[What needs to be done]:
Below are the records; collect from them each line containing the string "color".

[Data shown]:
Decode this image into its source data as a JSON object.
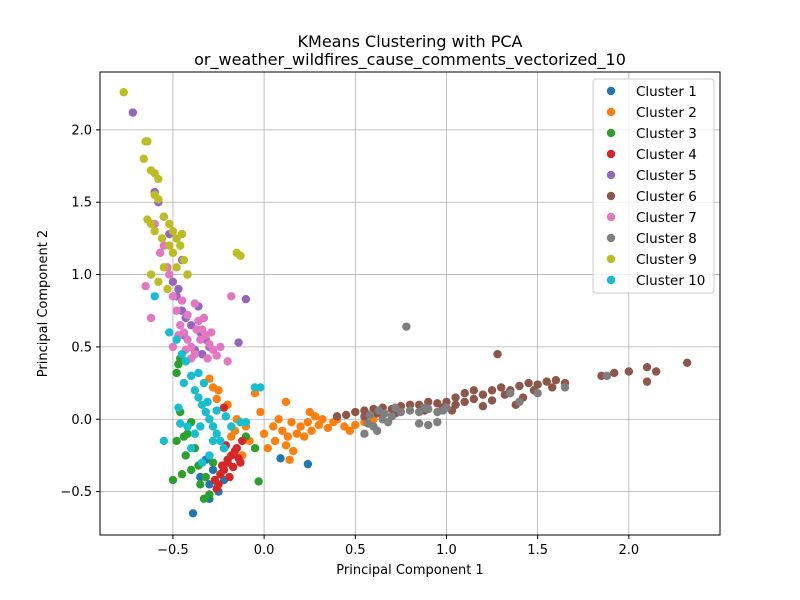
{
  "chart_data": {
    "type": "scatter",
    "title": "KMeans Clustering with PCA",
    "subtitle": "or_weather_wildfires_cause_comments_vectorized_10",
    "xlabel": "Principal Component 1",
    "ylabel": "Principal Component 2",
    "xlim": [
      -0.9,
      2.5
    ],
    "ylim": [
      -0.8,
      2.4
    ],
    "xticks": [
      -0.5,
      0.0,
      0.5,
      1.0,
      1.5,
      2.0
    ],
    "xtick_labels": [
      "−0.5",
      "0.0",
      "0.5",
      "1.0",
      "1.5",
      "2.0"
    ],
    "yticks": [
      -0.5,
      0.0,
      0.5,
      1.0,
      1.5,
      2.0
    ],
    "ytick_labels": [
      "−0.5",
      "0.0",
      "0.5",
      "1.0",
      "1.5",
      "2.0"
    ],
    "grid": true,
    "legend_position": "top-right",
    "series": [
      {
        "name": "Cluster 1",
        "color": "#1f77b4",
        "points": [
          [
            -0.39,
            -0.65
          ],
          [
            -0.3,
            -0.45
          ],
          [
            -0.25,
            -0.5
          ],
          [
            -0.28,
            -0.35
          ],
          [
            -0.32,
            -0.28
          ],
          [
            0.09,
            -0.27
          ],
          [
            0.24,
            -0.31
          ],
          [
            -0.35,
            -0.4
          ],
          [
            -0.22,
            -0.42
          ],
          [
            -0.3,
            -0.55
          ]
        ]
      },
      {
        "name": "Cluster 2",
        "color": "#ff7f0e",
        "points": [
          [
            -0.05,
            0.18
          ],
          [
            0.12,
            0.12
          ],
          [
            -0.15,
            0.0
          ],
          [
            -0.1,
            -0.05
          ],
          [
            -0.2,
            0.1
          ],
          [
            -0.25,
            0.2
          ],
          [
            -0.3,
            0.28
          ],
          [
            -0.28,
            0.22
          ],
          [
            -0.18,
            -0.12
          ],
          [
            -0.08,
            -0.15
          ],
          [
            -0.02,
            0.05
          ],
          [
            0.0,
            -0.1
          ],
          [
            0.05,
            -0.05
          ],
          [
            0.08,
            0.0
          ],
          [
            0.1,
            -0.08
          ],
          [
            0.12,
            -0.18
          ],
          [
            0.14,
            -0.28
          ],
          [
            0.16,
            -0.22
          ],
          [
            0.18,
            -0.1
          ],
          [
            0.2,
            -0.05
          ],
          [
            0.22,
            -0.12
          ],
          [
            0.24,
            -0.02
          ],
          [
            0.26,
            -0.08
          ],
          [
            0.28,
            0.02
          ],
          [
            0.3,
            -0.04
          ],
          [
            0.32,
            0.0
          ],
          [
            0.35,
            -0.06
          ],
          [
            0.38,
            -0.02
          ],
          [
            0.4,
            0.0
          ],
          [
            0.44,
            -0.05
          ],
          [
            0.47,
            -0.08
          ],
          [
            0.5,
            -0.04
          ],
          [
            0.55,
            -0.02
          ],
          [
            0.6,
            0.0
          ],
          [
            -0.22,
            -0.2
          ],
          [
            -0.12,
            -0.25
          ],
          [
            -0.26,
            0.14
          ],
          [
            0.13,
            -0.12
          ],
          [
            0.06,
            -0.15
          ],
          [
            0.25,
            0.05
          ],
          [
            0.02,
            -0.2
          ],
          [
            -0.16,
            -0.08
          ],
          [
            0.15,
            -0.02
          ]
        ]
      },
      {
        "name": "Cluster 3",
        "color": "#2ca02c",
        "points": [
          [
            -0.5,
            -0.42
          ],
          [
            -0.45,
            -0.38
          ],
          [
            -0.4,
            -0.35
          ],
          [
            -0.43,
            -0.25
          ],
          [
            -0.46,
            0.05
          ],
          [
            -0.48,
            -0.15
          ],
          [
            -0.42,
            -0.1
          ],
          [
            -0.38,
            -0.2
          ],
          [
            -0.35,
            -0.45
          ],
          [
            -0.3,
            -0.52
          ],
          [
            -0.32,
            -0.4
          ],
          [
            -0.03,
            -0.43
          ],
          [
            -0.05,
            -0.2
          ],
          [
            -0.1,
            -0.12
          ],
          [
            -0.47,
            0.38
          ],
          [
            -0.46,
            0.42
          ],
          [
            -0.48,
            0.32
          ],
          [
            -0.4,
            -0.02
          ],
          [
            -0.36,
            -0.32
          ],
          [
            -0.33,
            -0.55
          ],
          [
            -0.28,
            -0.3
          ],
          [
            -0.44,
            -0.12
          ]
        ]
      },
      {
        "name": "Cluster 4",
        "color": "#d62728",
        "points": [
          [
            -0.25,
            -0.45
          ],
          [
            -0.22,
            -0.35
          ],
          [
            -0.2,
            -0.3
          ],
          [
            -0.18,
            -0.25
          ],
          [
            -0.15,
            -0.2
          ],
          [
            -0.12,
            -0.15
          ],
          [
            -0.22,
            0.08
          ],
          [
            -0.27,
            -0.42
          ],
          [
            -0.24,
            -0.38
          ],
          [
            -0.2,
            -0.28
          ],
          [
            -0.17,
            -0.33
          ],
          [
            -0.14,
            -0.27
          ],
          [
            -0.19,
            -0.4
          ],
          [
            -0.23,
            -0.32
          ],
          [
            -0.16,
            -0.22
          ],
          [
            -0.21,
            -0.18
          ],
          [
            -0.26,
            -0.48
          ],
          [
            -0.13,
            -0.3
          ]
        ]
      },
      {
        "name": "Cluster 5",
        "color": "#9467bd",
        "points": [
          [
            -0.72,
            2.12
          ],
          [
            -0.6,
            1.57
          ],
          [
            -0.58,
            1.5
          ],
          [
            -0.52,
            1.28
          ],
          [
            -0.45,
            1.1
          ],
          [
            -0.42,
            1.0
          ],
          [
            -0.5,
            0.95
          ],
          [
            -0.48,
            0.85
          ],
          [
            -0.45,
            0.75
          ],
          [
            -0.1,
            0.83
          ],
          [
            -0.14,
            0.53
          ],
          [
            -0.4,
            0.65
          ],
          [
            -0.35,
            0.6
          ],
          [
            -0.32,
            0.55
          ],
          [
            -0.38,
            0.48
          ],
          [
            -0.43,
            0.7
          ],
          [
            -0.36,
            0.78
          ],
          [
            -0.3,
            0.5
          ],
          [
            -0.55,
            1.4
          ],
          [
            -0.47,
            0.9
          ],
          [
            -0.44,
            0.58
          ],
          [
            -0.34,
            0.45
          ]
        ]
      },
      {
        "name": "Cluster 6",
        "color": "#8c564b",
        "points": [
          [
            0.4,
            0.02
          ],
          [
            0.45,
            0.03
          ],
          [
            0.5,
            0.05
          ],
          [
            0.55,
            0.06
          ],
          [
            0.6,
            0.07
          ],
          [
            0.65,
            0.08
          ],
          [
            0.7,
            0.07
          ],
          [
            0.75,
            0.09
          ],
          [
            0.8,
            0.1
          ],
          [
            0.85,
            0.1
          ],
          [
            0.9,
            0.12
          ],
          [
            0.95,
            0.11
          ],
          [
            1.0,
            0.12
          ],
          [
            1.05,
            0.15
          ],
          [
            1.1,
            0.18
          ],
          [
            1.15,
            0.2
          ],
          [
            1.2,
            0.17
          ],
          [
            1.25,
            0.2
          ],
          [
            1.3,
            0.22
          ],
          [
            1.35,
            0.2
          ],
          [
            1.4,
            0.23
          ],
          [
            1.45,
            0.25
          ],
          [
            1.5,
            0.24
          ],
          [
            1.55,
            0.26
          ],
          [
            1.6,
            0.27
          ],
          [
            1.65,
            0.25
          ],
          [
            1.85,
            0.3
          ],
          [
            1.92,
            0.32
          ],
          [
            2.0,
            0.33
          ],
          [
            2.1,
            0.36
          ],
          [
            2.15,
            0.33
          ],
          [
            2.1,
            0.26
          ],
          [
            2.32,
            0.39
          ],
          [
            1.28,
            0.45
          ],
          [
            1.03,
            0.06
          ],
          [
            1.1,
            0.12
          ],
          [
            1.2,
            0.09
          ],
          [
            1.32,
            0.17
          ],
          [
            1.38,
            0.1
          ],
          [
            1.42,
            0.15
          ],
          [
            1.05,
            0.1
          ],
          [
            0.62,
            0.04
          ],
          [
            0.88,
            0.06
          ],
          [
            1.15,
            0.14
          ],
          [
            1.25,
            0.13
          ],
          [
            0.72,
            0.04
          ],
          [
            0.55,
            0.02
          ],
          [
            0.98,
            0.08
          ],
          [
            1.48,
            0.2
          ],
          [
            1.58,
            0.22
          ]
        ]
      },
      {
        "name": "Cluster 7",
        "color": "#e377c2",
        "points": [
          [
            -0.65,
            0.92
          ],
          [
            -0.62,
            0.7
          ],
          [
            -0.6,
            1.35
          ],
          [
            -0.55,
            1.2
          ],
          [
            -0.52,
            1.0
          ],
          [
            -0.5,
            0.85
          ],
          [
            -0.48,
            0.75
          ],
          [
            -0.46,
            0.65
          ],
          [
            -0.44,
            0.6
          ],
          [
            -0.42,
            0.55
          ],
          [
            -0.4,
            0.5
          ],
          [
            -0.38,
            0.45
          ],
          [
            -0.36,
            0.68
          ],
          [
            -0.34,
            0.62
          ],
          [
            -0.32,
            0.58
          ],
          [
            -0.3,
            0.52
          ],
          [
            -0.28,
            0.48
          ],
          [
            -0.26,
            0.44
          ],
          [
            -0.2,
            0.4
          ],
          [
            -0.18,
            0.85
          ],
          [
            -0.5,
            0.5
          ],
          [
            -0.45,
            0.82
          ],
          [
            -0.42,
            0.72
          ],
          [
            -0.38,
            0.8
          ],
          [
            -0.35,
            0.55
          ],
          [
            -0.33,
            0.7
          ],
          [
            -0.31,
            0.42
          ],
          [
            -0.29,
            0.6
          ],
          [
            -0.57,
            1.15
          ],
          [
            -0.53,
            1.05
          ],
          [
            -0.24,
            0.5
          ],
          [
            -0.4,
            0.42
          ],
          [
            -0.37,
            0.62
          ],
          [
            -0.47,
            0.58
          ],
          [
            -0.43,
            0.48
          ]
        ]
      },
      {
        "name": "Cluster 8",
        "color": "#7f7f7f",
        "points": [
          [
            0.78,
            0.64
          ],
          [
            0.55,
            -0.1
          ],
          [
            0.6,
            -0.05
          ],
          [
            0.65,
            0.0
          ],
          [
            0.7,
            0.02
          ],
          [
            0.75,
            0.05
          ],
          [
            0.8,
            0.06
          ],
          [
            0.85,
            0.05
          ],
          [
            0.9,
            0.07
          ],
          [
            0.95,
            0.05
          ],
          [
            1.0,
            0.08
          ],
          [
            0.95,
            -0.02
          ],
          [
            0.9,
            -0.04
          ],
          [
            0.85,
            -0.03
          ],
          [
            1.35,
            0.18
          ],
          [
            1.4,
            0.12
          ],
          [
            1.5,
            0.18
          ],
          [
            1.65,
            0.22
          ],
          [
            1.88,
            0.3
          ],
          [
            0.58,
            0.03
          ],
          [
            0.62,
            -0.08
          ],
          [
            0.68,
            -0.02
          ],
          [
            0.72,
            0.08
          ],
          [
            0.88,
            0.08
          ],
          [
            0.98,
            0.06
          ],
          [
            0.63,
            0.06
          ],
          [
            0.57,
            -0.03
          ],
          [
            0.66,
            0.04
          ]
        ]
      },
      {
        "name": "Cluster 9",
        "color": "#bcbd22",
        "points": [
          [
            -0.77,
            2.26
          ],
          [
            -0.65,
            1.92
          ],
          [
            -0.66,
            1.8
          ],
          [
            -0.62,
            1.72
          ],
          [
            -0.6,
            1.7
          ],
          [
            -0.58,
            1.66
          ],
          [
            -0.6,
            1.55
          ],
          [
            -0.58,
            1.52
          ],
          [
            -0.64,
            1.38
          ],
          [
            -0.62,
            1.35
          ],
          [
            -0.6,
            1.3
          ],
          [
            -0.55,
            1.4
          ],
          [
            -0.52,
            1.35
          ],
          [
            -0.5,
            1.3
          ],
          [
            -0.48,
            1.25
          ],
          [
            -0.46,
            1.2
          ],
          [
            -0.44,
            1.1
          ],
          [
            -0.42,
            1.0
          ],
          [
            -0.5,
            1.15
          ],
          [
            -0.55,
            1.05
          ],
          [
            -0.58,
            0.95
          ],
          [
            -0.62,
            1.0
          ],
          [
            -0.53,
            0.9
          ],
          [
            -0.15,
            1.15
          ],
          [
            -0.13,
            1.13
          ],
          [
            -0.64,
            1.92
          ],
          [
            -0.45,
            1.28
          ],
          [
            -0.48,
            1.05
          ],
          [
            -0.56,
            1.25
          ],
          [
            -0.52,
            1.2
          ]
        ]
      },
      {
        "name": "Cluster 10",
        "color": "#17becf",
        "points": [
          [
            -0.6,
            0.85
          ],
          [
            -0.52,
            0.6
          ],
          [
            -0.48,
            0.55
          ],
          [
            -0.45,
            0.45
          ],
          [
            -0.43,
            0.4
          ],
          [
            -0.44,
            0.25
          ],
          [
            -0.4,
            0.3
          ],
          [
            -0.38,
            0.2
          ],
          [
            -0.36,
            0.15
          ],
          [
            -0.34,
            0.1
          ],
          [
            -0.32,
            0.05
          ],
          [
            -0.3,
            0.0
          ],
          [
            -0.28,
            -0.05
          ],
          [
            -0.26,
            -0.1
          ],
          [
            -0.24,
            -0.15
          ],
          [
            -0.22,
            -0.2
          ],
          [
            -0.35,
            -0.05
          ],
          [
            -0.38,
            -0.1
          ],
          [
            -0.4,
            -0.2
          ],
          [
            -0.34,
            -0.3
          ],
          [
            -0.3,
            -0.25
          ],
          [
            -0.28,
            -0.15
          ],
          [
            -0.05,
            0.22
          ],
          [
            -0.02,
            0.22
          ],
          [
            -0.13,
            -0.02
          ],
          [
            -0.55,
            -0.15
          ],
          [
            -0.47,
            0.08
          ],
          [
            -0.42,
            -0.05
          ],
          [
            -0.46,
            -0.03
          ],
          [
            -0.36,
            0.32
          ],
          [
            -0.33,
            0.25
          ],
          [
            -0.31,
            0.12
          ],
          [
            -0.26,
            0.06
          ],
          [
            -0.21,
            0.02
          ],
          [
            -0.18,
            -0.05
          ],
          [
            -0.1,
            -0.02
          ]
        ]
      }
    ]
  }
}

[Worked solution]:
        "color": "#1f77b4",
        "color": "#ff7f0e",
        "color": "#2ca02c",
        "color": "#d62728",
        "color": "#9467bd",
        "color": "#8c564b",
        "color": "#e377c2",
        "color": "#7f7f7f",
        "color": "#bcbd22",
        "color": "#17becf",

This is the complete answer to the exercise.